▸ SOURCE MATERIAL
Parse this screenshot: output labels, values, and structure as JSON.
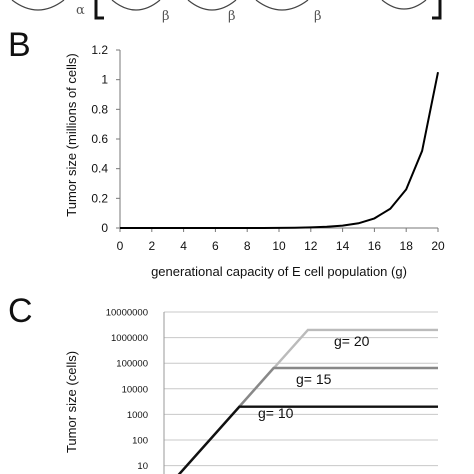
{
  "top_strip": {
    "greek_labels": [
      "α",
      "β",
      "β",
      "β"
    ]
  },
  "panels": {
    "b": {
      "letter": "B"
    },
    "c": {
      "letter": "C"
    }
  },
  "chart_data": [
    {
      "panel": "B",
      "type": "line",
      "title": "",
      "xlabel": "generational capacity of E cell population (g)",
      "ylabel": "Tumor size (millions of cells)",
      "xlim": [
        0,
        20
      ],
      "ylim": [
        0,
        1.2
      ],
      "x_ticks": [
        0,
        2,
        4,
        6,
        8,
        10,
        12,
        14,
        16,
        18,
        20
      ],
      "y_ticks": [
        "0",
        "0.2",
        "0.4",
        "0.6",
        "0.8",
        "1",
        "1.2"
      ],
      "grid": false,
      "series": [
        {
          "color": "#000000",
          "x": [
            0,
            1,
            2,
            3,
            4,
            5,
            6,
            7,
            8,
            9,
            10,
            11,
            12,
            13,
            14,
            15,
            16,
            17,
            18,
            19,
            20
          ],
          "y": [
            0,
            0,
            0,
            0,
            0,
            0,
            0,
            0,
            0,
            0,
            0.001,
            0.002,
            0.004,
            0.008,
            0.016,
            0.032,
            0.065,
            0.13,
            0.26,
            0.52,
            1.05
          ]
        }
      ]
    },
    {
      "panel": "C",
      "type": "line",
      "title": "",
      "ylabel": "Tumor size (cells)",
      "y_scale": "log",
      "ylim": [
        1,
        10000000
      ],
      "y_ticks": [
        "10000000",
        "1000000",
        "100000",
        "10000",
        "1000",
        "100",
        "10"
      ],
      "grid": true,
      "series": [
        {
          "name": "g= 20",
          "color": "#bbbbbb",
          "x": [
            0,
            21,
            40
          ],
          "y": [
            1,
            2000000,
            2000000
          ]
        },
        {
          "name": "g= 15",
          "color": "#888888",
          "x": [
            0,
            16,
            40
          ],
          "y": [
            1,
            65000,
            65000
          ]
        },
        {
          "name": "g= 10",
          "color": "#111111",
          "x": [
            0,
            11,
            40
          ],
          "y": [
            1,
            2000,
            2000
          ]
        }
      ]
    }
  ]
}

▸ BRIEF
Write the listing above out again exactly, dropping each image.

▸ SOLUTION
Parse this screenshot: output labels, values, and structure as JSON.
{
  "top_strip": {
    "greek_labels": [
      "α",
      "β",
      "β",
      "β"
    ]
  },
  "panels": {
    "b": {
      "letter": "B"
    },
    "c": {
      "letter": "C"
    }
  },
  "chart_data": [
    {
      "panel": "B",
      "type": "line",
      "title": "",
      "xlabel": "generational capacity of E cell population (g)",
      "ylabel": "Tumor size (millions of cells)",
      "xlim": [
        0,
        20
      ],
      "ylim": [
        0,
        1.2
      ],
      "x_ticks": [
        0,
        2,
        4,
        6,
        8,
        10,
        12,
        14,
        16,
        18,
        20
      ],
      "y_ticks": [
        "0",
        "0.2",
        "0.4",
        "0.6",
        "0.8",
        "1",
        "1.2"
      ],
      "grid": false,
      "series": [
        {
          "color": "#000000",
          "x": [
            0,
            1,
            2,
            3,
            4,
            5,
            6,
            7,
            8,
            9,
            10,
            11,
            12,
            13,
            14,
            15,
            16,
            17,
            18,
            19,
            20
          ],
          "y": [
            0,
            0,
            0,
            0,
            0,
            0,
            0,
            0,
            0,
            0,
            0.001,
            0.002,
            0.004,
            0.008,
            0.016,
            0.032,
            0.065,
            0.13,
            0.26,
            0.52,
            1.05
          ]
        }
      ]
    },
    {
      "panel": "C",
      "type": "line",
      "title": "",
      "ylabel": "Tumor size (cells)",
      "y_scale": "log",
      "ylim": [
        1,
        10000000
      ],
      "y_ticks": [
        "10000000",
        "1000000",
        "100000",
        "10000",
        "1000",
        "100",
        "10"
      ],
      "grid": true,
      "series": [
        {
          "name": "g= 20",
          "color": "#bbbbbb",
          "x": [
            0,
            21,
            40
          ],
          "y": [
            1,
            2000000,
            2000000
          ]
        },
        {
          "name": "g= 15",
          "color": "#888888",
          "x": [
            0,
            16,
            40
          ],
          "y": [
            1,
            65000,
            65000
          ]
        },
        {
          "name": "g= 10",
          "color": "#111111",
          "x": [
            0,
            11,
            40
          ],
          "y": [
            1,
            2000,
            2000
          ]
        }
      ]
    }
  ]
}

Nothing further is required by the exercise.